(Dataset records)
^^^^^^^^
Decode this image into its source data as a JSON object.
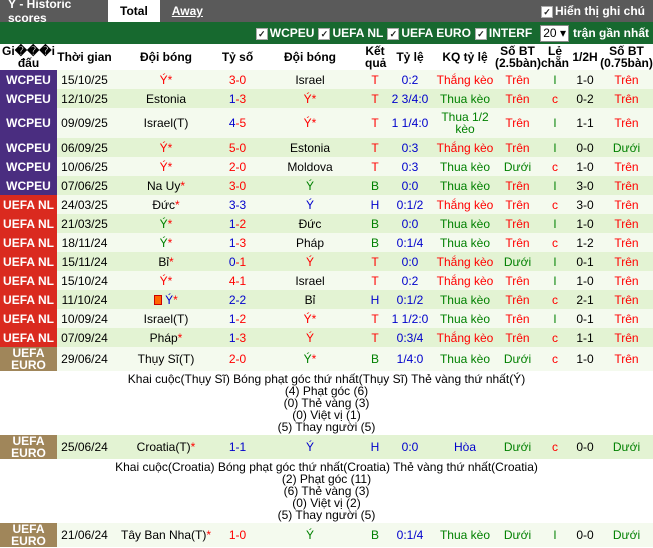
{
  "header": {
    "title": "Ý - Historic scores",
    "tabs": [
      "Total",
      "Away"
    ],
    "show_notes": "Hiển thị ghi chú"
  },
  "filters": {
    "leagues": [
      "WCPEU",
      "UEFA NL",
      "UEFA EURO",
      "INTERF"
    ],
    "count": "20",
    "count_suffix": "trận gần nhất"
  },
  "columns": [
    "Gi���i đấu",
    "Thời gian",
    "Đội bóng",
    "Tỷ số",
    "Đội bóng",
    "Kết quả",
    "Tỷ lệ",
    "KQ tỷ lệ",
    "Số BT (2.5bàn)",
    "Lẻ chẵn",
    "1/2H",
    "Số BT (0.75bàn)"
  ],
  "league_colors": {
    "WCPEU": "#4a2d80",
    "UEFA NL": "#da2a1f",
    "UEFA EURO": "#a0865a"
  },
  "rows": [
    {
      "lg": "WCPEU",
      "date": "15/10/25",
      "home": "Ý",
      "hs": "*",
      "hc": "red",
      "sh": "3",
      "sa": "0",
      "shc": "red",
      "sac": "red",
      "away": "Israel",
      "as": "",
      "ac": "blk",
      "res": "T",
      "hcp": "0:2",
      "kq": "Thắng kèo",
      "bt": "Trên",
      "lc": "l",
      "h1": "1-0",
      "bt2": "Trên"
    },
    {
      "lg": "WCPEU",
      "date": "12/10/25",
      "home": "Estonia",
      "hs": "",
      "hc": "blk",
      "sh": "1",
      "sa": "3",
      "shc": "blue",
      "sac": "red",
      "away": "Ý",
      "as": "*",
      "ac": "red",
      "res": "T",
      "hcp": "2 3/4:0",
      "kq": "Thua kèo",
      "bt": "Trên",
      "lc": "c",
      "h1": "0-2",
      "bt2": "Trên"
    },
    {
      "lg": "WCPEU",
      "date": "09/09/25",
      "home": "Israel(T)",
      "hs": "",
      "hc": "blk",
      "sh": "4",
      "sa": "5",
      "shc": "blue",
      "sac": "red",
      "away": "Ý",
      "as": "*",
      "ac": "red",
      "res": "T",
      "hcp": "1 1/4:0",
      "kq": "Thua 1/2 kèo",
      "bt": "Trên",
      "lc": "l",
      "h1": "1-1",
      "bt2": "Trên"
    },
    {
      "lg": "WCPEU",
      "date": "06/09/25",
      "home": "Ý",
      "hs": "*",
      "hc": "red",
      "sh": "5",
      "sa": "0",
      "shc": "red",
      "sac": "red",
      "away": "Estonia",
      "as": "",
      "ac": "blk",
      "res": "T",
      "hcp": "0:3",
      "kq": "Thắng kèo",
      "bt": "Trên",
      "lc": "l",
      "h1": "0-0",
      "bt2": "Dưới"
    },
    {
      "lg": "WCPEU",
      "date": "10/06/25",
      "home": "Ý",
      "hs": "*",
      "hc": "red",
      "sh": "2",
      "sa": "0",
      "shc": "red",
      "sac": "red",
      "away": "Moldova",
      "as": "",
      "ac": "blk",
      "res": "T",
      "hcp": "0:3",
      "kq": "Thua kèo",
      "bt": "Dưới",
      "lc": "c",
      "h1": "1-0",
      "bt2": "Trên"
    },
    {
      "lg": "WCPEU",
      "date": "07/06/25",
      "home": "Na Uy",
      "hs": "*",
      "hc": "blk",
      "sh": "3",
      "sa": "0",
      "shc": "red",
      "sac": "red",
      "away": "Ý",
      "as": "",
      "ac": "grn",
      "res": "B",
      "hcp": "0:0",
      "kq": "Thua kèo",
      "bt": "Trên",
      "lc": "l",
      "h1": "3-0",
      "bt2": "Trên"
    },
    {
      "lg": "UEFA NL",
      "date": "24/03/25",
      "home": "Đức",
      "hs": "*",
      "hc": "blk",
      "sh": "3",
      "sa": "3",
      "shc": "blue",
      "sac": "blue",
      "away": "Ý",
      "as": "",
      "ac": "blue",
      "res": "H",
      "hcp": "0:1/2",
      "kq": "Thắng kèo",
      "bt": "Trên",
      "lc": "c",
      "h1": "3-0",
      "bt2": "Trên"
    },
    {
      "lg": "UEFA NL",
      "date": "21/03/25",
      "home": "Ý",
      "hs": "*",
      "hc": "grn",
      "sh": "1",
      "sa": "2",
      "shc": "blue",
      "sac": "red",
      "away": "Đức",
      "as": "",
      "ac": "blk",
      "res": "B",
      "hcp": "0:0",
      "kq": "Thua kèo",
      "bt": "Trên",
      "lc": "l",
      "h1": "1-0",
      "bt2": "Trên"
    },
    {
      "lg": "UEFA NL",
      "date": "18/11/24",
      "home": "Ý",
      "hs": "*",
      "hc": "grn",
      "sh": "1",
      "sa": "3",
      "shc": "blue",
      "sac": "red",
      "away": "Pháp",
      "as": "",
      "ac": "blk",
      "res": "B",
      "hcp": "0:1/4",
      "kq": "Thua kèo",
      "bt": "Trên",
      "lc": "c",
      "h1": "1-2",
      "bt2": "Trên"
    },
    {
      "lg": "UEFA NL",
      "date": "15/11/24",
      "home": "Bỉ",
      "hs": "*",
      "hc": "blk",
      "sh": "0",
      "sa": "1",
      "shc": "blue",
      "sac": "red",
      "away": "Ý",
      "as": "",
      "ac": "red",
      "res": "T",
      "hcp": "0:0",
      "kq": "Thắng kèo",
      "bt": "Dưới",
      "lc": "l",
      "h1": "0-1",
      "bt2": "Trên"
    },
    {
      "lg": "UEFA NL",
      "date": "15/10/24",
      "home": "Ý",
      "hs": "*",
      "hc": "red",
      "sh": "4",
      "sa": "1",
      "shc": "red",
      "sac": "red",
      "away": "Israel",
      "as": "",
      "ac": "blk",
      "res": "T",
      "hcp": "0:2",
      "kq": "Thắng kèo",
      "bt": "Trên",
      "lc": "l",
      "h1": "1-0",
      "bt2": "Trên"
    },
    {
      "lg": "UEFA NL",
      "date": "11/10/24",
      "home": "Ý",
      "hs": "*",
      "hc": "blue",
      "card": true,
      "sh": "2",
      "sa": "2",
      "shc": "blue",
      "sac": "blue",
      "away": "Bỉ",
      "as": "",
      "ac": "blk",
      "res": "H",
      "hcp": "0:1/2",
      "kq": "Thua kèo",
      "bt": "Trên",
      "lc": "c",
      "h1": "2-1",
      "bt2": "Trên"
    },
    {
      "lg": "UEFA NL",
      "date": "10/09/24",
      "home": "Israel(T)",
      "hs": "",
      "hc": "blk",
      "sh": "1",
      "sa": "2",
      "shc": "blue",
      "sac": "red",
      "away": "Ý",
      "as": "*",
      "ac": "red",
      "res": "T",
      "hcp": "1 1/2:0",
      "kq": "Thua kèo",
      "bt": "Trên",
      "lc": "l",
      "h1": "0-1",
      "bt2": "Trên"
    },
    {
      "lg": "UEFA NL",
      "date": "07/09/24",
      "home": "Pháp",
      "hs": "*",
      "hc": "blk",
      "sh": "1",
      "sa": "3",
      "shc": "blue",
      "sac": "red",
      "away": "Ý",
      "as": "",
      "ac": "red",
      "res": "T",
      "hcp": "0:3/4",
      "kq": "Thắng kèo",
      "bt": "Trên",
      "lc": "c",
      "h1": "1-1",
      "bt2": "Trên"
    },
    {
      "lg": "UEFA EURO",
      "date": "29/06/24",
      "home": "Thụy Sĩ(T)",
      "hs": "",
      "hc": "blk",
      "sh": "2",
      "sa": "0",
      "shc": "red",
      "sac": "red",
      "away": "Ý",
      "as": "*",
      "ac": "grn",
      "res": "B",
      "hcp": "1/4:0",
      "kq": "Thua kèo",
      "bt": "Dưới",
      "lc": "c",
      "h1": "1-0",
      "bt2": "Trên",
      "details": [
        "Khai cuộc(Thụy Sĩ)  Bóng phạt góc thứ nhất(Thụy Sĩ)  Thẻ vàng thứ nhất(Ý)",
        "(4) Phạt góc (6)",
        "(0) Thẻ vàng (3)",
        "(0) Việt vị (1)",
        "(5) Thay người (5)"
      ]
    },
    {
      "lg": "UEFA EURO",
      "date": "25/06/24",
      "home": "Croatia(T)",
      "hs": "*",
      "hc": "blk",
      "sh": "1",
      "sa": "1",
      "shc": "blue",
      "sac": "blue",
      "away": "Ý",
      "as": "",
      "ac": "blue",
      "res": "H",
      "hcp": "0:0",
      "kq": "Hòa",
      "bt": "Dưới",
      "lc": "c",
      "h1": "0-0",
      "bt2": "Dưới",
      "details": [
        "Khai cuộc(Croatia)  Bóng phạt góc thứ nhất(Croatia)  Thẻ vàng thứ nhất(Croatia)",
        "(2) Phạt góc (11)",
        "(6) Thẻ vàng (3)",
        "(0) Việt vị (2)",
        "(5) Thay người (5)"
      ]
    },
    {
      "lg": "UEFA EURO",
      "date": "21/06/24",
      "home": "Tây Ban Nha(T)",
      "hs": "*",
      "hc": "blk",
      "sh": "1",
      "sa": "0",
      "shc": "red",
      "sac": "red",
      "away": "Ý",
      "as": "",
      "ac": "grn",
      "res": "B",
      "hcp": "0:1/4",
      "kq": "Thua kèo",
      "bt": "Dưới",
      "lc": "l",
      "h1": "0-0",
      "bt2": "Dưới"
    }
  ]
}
^^^^^^^^
• **Brief**
Give only the number of lines in the data that include the string "Croatia".

• **Task response**
2